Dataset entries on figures

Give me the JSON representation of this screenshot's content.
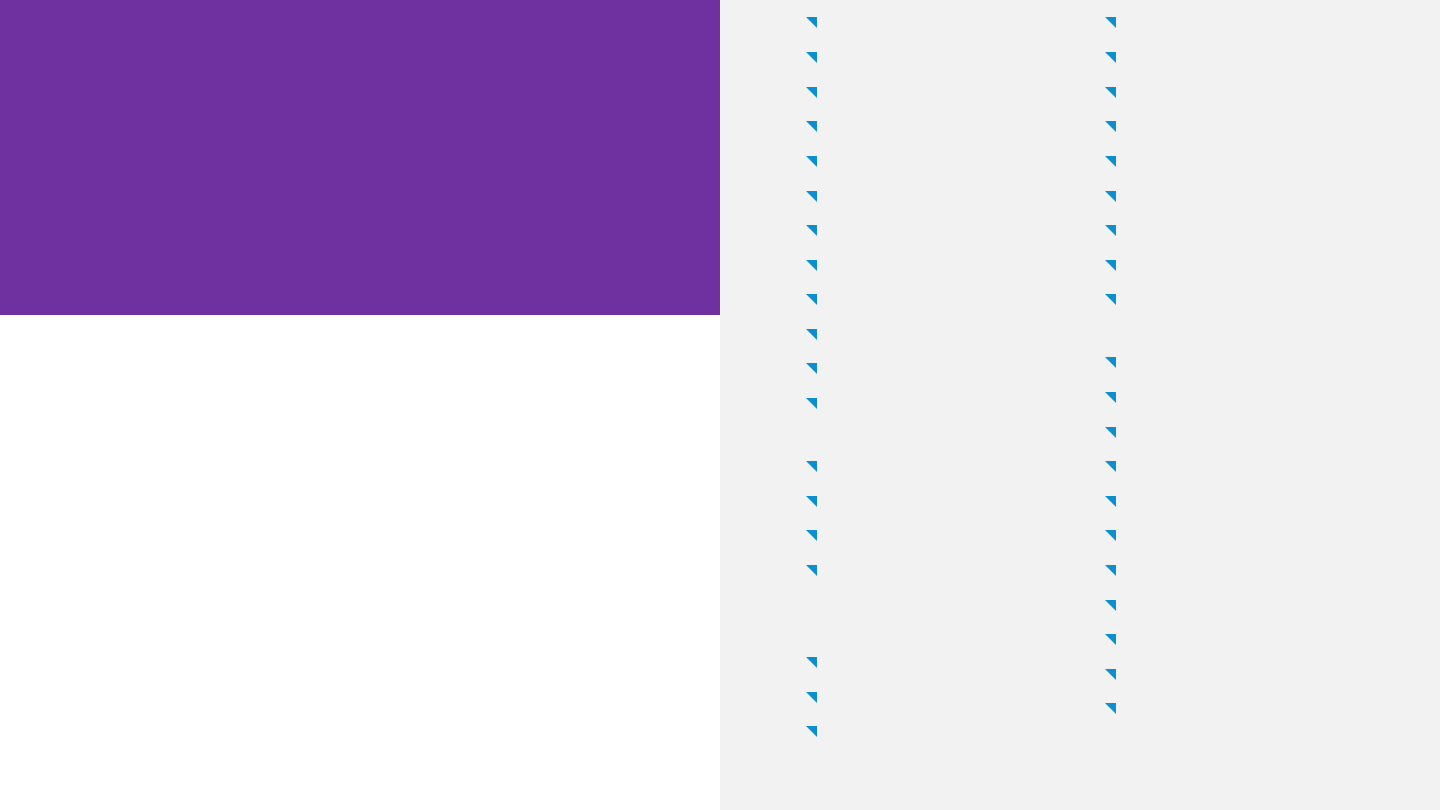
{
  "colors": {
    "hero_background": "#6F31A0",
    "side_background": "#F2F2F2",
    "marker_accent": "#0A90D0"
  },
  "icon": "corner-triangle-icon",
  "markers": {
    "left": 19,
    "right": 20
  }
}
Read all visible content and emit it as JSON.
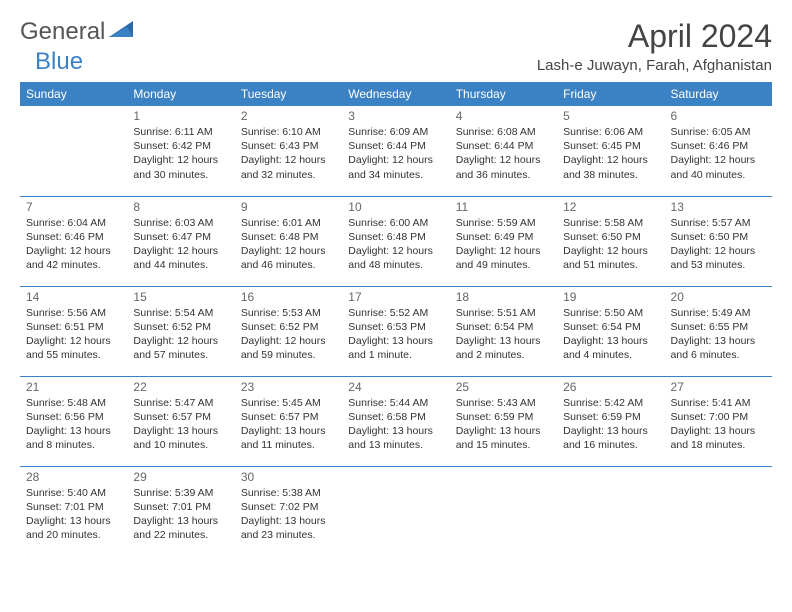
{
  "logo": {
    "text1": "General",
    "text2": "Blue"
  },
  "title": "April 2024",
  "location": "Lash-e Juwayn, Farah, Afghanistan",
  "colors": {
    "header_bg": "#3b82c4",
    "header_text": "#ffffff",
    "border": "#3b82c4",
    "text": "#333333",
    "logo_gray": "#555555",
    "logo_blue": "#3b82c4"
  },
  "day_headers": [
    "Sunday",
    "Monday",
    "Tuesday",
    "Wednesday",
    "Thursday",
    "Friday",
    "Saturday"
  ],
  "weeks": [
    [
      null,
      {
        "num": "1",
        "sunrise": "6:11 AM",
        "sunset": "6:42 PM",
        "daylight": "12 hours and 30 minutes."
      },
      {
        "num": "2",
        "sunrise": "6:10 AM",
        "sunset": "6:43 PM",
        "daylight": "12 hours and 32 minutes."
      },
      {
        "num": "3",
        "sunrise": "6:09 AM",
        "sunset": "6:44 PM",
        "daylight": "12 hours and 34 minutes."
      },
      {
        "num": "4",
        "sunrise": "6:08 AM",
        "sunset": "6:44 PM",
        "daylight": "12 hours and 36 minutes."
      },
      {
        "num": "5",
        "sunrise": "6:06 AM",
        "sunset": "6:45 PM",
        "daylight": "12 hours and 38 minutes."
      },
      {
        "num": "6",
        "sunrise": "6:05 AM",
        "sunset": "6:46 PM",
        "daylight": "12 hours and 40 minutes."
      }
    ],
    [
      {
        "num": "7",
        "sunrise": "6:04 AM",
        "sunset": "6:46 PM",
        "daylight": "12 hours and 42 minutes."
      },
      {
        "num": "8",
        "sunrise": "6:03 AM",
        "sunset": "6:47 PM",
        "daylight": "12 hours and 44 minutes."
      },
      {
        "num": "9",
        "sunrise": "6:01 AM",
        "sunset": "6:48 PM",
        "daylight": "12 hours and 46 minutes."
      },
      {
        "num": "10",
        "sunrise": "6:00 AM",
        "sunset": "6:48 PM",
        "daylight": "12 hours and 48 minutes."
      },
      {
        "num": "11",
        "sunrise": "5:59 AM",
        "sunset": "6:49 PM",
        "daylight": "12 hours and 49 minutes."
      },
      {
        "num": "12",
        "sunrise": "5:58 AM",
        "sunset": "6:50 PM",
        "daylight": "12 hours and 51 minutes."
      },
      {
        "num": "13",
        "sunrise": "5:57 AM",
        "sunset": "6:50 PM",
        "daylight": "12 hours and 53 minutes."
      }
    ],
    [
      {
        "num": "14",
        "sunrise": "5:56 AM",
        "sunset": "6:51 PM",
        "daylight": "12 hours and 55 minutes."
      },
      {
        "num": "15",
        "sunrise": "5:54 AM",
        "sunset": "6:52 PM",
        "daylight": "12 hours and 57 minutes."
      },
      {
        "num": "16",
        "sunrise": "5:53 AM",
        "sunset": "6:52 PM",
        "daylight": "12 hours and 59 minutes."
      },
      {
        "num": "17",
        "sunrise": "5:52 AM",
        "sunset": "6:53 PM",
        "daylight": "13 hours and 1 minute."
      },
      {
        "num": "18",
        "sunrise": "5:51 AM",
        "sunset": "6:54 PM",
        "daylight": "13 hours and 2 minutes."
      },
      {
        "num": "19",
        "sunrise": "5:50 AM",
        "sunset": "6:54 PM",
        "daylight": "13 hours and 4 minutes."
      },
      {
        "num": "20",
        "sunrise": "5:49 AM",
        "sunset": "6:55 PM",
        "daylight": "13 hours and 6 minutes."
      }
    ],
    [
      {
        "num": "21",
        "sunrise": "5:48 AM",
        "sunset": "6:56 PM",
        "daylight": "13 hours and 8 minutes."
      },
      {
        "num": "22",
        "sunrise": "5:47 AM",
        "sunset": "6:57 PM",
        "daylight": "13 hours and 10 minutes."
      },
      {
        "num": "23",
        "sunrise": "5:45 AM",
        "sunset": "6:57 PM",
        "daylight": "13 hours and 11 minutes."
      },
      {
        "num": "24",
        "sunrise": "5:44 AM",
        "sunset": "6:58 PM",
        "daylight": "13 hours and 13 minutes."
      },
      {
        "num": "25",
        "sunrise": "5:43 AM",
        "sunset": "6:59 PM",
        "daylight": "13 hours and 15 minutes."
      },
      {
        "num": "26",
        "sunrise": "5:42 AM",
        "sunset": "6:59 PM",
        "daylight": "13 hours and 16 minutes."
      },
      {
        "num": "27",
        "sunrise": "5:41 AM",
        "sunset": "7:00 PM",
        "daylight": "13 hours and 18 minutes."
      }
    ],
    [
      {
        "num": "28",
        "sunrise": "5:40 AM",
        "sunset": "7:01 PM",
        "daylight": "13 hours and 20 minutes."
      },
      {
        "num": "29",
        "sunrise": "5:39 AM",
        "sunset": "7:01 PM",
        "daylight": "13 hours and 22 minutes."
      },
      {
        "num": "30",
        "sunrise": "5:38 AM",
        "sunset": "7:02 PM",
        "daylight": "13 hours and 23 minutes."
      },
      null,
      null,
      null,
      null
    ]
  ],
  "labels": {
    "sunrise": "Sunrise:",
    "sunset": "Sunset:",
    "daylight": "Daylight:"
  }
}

◆ **WORK INSTRUCTIONS**
Check each line above for the word "content" and give the number of lines that have it, nothing else.

◆ **SOLUTION**
2